-------- EXTRACTED MATERIAL
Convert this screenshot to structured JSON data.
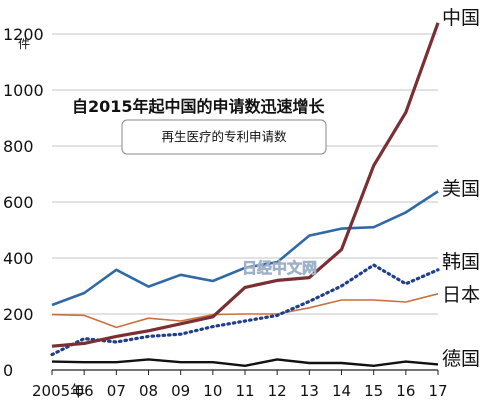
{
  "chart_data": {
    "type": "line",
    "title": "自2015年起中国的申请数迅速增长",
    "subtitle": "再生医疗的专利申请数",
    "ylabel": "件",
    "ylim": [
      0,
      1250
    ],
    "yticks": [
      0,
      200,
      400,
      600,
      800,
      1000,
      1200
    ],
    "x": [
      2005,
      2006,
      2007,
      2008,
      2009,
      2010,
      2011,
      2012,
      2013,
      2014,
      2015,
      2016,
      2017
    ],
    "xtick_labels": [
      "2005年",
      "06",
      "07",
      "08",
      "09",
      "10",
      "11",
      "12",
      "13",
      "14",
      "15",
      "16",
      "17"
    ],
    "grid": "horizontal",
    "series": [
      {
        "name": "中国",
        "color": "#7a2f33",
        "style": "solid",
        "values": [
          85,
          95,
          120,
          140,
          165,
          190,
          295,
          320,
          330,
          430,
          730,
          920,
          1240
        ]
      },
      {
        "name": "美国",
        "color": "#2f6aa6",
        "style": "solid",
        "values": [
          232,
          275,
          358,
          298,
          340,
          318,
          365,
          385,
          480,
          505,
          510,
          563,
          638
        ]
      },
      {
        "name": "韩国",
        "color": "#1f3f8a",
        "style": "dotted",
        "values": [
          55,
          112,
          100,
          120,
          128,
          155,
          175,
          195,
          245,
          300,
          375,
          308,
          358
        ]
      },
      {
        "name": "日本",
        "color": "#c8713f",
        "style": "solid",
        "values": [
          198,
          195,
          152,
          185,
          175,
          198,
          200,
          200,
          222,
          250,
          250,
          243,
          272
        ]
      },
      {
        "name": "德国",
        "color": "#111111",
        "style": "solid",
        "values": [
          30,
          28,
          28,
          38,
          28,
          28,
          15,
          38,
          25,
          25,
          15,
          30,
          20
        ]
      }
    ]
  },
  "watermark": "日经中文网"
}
----------------
• _REQUIRED WORK_: Pull every line containing the word "color" out of the entries above.

• _TASK RESPONSE_:
        "color": "#7a2f33",
        "color": "#2f6aa6",
        "color": "#1f3f8a",
        "color": "#c8713f",
        "color": "#111111",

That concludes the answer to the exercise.